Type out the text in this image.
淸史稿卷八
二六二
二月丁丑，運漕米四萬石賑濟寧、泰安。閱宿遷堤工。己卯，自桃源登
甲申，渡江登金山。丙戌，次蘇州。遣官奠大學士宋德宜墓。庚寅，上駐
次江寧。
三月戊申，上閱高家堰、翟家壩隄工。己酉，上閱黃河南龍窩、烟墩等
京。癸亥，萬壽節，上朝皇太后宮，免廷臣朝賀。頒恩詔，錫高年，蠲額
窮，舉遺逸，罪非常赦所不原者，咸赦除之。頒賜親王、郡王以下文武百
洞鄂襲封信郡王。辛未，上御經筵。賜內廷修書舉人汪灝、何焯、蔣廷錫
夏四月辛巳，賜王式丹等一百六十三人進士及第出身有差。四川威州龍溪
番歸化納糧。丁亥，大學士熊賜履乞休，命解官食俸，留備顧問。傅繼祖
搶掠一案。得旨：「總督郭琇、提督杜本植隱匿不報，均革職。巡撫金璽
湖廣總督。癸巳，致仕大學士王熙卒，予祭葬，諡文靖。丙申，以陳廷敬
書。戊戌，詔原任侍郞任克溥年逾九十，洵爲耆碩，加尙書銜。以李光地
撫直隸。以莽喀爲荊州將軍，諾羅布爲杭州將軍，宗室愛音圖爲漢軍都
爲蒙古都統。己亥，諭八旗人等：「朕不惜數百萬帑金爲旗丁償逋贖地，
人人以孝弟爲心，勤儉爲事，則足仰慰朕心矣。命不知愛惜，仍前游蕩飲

★ ★ ★ ★ ★ ★ ★

● **Challenge**:
Exactly as they are written, print the entries again.

● **Written solution**:
Type out the text in this image.
淸史稿卷八
二六二
二月丁丑，運漕米四萬石賑濟寧、泰安。閱宿遷堤工。己卯，自桃源登
甲申，渡江登金山。丙戌，次蘇州。遣官奠大學士宋德宜墓。庚寅，上駐
次江寧。
三月戊申，上閱高家堰、翟家壩隄工。己酉，上閱黃河南龍窩、烟墩等
京。癸亥，萬壽節，上朝皇太后宮，免廷臣朝賀。頒恩詔，錫高年，蠲額
窮，舉遺逸，罪非常赦所不原者，咸赦除之。頒賜親王、郡王以下文武百
洞鄂襲封信郡王。辛未，上御經筵。賜內廷修書舉人汪灝、何焯、蔣廷錫
夏四月辛巳，賜王式丹等一百六十三人進士及第出身有差。四川威州龍溪
番歸化納糧。丁亥，大學士熊賜履乞休，命解官食俸，留備顧問。傅繼祖
搶掠一案。得旨：「總督郭琇、提督杜本植隱匿不報，均革職。巡撫金璽
湖廣總督。癸巳，致仕大學士王熙卒，予祭葬，諡文靖。丙申，以陳廷敬
書。戊戌，詔原任侍郞任克溥年逾九十，洵爲耆碩，加尙書銜。以李光地
撫直隸。以莽喀爲荊州將軍，諾羅布爲杭州將軍，宗室愛音圖爲漢軍都
爲蒙古都統。己亥，諭八旗人等：「朕不惜數百萬帑金爲旗丁償逋贖地，
人人以孝弟爲心，勤儉爲事，則足仰慰朕心矣。命不知愛惜，仍前游蕩飲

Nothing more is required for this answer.